◆ Activities:
1. Based on the Rankin Fite profile, say whether each statement is true: (a) He was born in Montgomery, Alabama. (b) He belonged to the Republican Party. (c) He attended the University of Alabama. Answer yes or no for each, and quote the words that decide it.
2. Transcribe the part of the Rankin Fite profile starting at "Speaker of the" and ending at "(1955–1957) 59th (1967–1971)".

◆ Source passage:
═══
Speaker of the Alabama House of Representatives
- In office 1967–1971
- Preceded by: Albert P. Brewer
- Succeeded by: G. Sage Lyons
- In office 1955–1957
- Preceded by: Roberts H. Brown
- Succeeded by: Charles C. Adams
- Constituency: 55th (1955–1957) 59th (1967–1971)

Member of the Alabama House of Representatives
- In office 1950–1974

Personal details
- Born: September 1, 1916 Montgomery, Alabama
- Died: November 6, 1980 (aged 64) Hamilton, Alabama
- Party: Democratic
- Spouse: Ruby Alene Morris
- Children: Ernest Adams
- Alma mater: University of Alabama

= Rankin Fite =

American politician (1916-1980)

Ernest Rankin Fite (September 1, 1916 – November 6, 1980) was an Alabama state legislator and attorney.
═══
◆ Saved data entries:
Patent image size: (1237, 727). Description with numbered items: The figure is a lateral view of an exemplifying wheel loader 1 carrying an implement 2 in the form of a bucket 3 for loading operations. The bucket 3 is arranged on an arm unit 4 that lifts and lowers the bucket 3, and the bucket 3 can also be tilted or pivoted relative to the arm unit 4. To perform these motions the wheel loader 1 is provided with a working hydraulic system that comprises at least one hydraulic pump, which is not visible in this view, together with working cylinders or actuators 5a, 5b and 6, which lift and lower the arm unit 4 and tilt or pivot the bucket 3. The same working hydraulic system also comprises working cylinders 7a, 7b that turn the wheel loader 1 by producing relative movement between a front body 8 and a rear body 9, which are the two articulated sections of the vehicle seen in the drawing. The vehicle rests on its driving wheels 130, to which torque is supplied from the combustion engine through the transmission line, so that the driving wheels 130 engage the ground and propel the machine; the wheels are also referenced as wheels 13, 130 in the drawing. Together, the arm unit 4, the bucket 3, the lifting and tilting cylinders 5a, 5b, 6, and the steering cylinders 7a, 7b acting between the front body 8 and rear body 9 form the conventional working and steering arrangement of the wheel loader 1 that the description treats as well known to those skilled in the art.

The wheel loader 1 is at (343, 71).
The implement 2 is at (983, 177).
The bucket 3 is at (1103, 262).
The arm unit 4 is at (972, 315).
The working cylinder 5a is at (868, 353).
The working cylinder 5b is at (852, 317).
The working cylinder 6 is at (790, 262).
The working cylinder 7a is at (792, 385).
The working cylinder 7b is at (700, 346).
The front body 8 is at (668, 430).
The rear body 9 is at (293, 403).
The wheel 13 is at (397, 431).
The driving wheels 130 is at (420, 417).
═══
◆ Answers given:
1.
(a) Yes: "Born: September 1, 1916 Montgomery, Alabama"
(b) No: "Party: Democratic"
(c) Yes: "Alma mater: University of Alabama"

2.
Speaker of the Alabama House of Representatives
- In office 1967–1971
- Preceded by: Albert P. Brewer
- Succeeded by: G. Sage Lyons
- In office 1955–1957
- Preceded by: Roberts H. Brown
- Succeeded by: Charles C. Adams
- Constituency: 55th (1955–1957) 59th (1967–1971)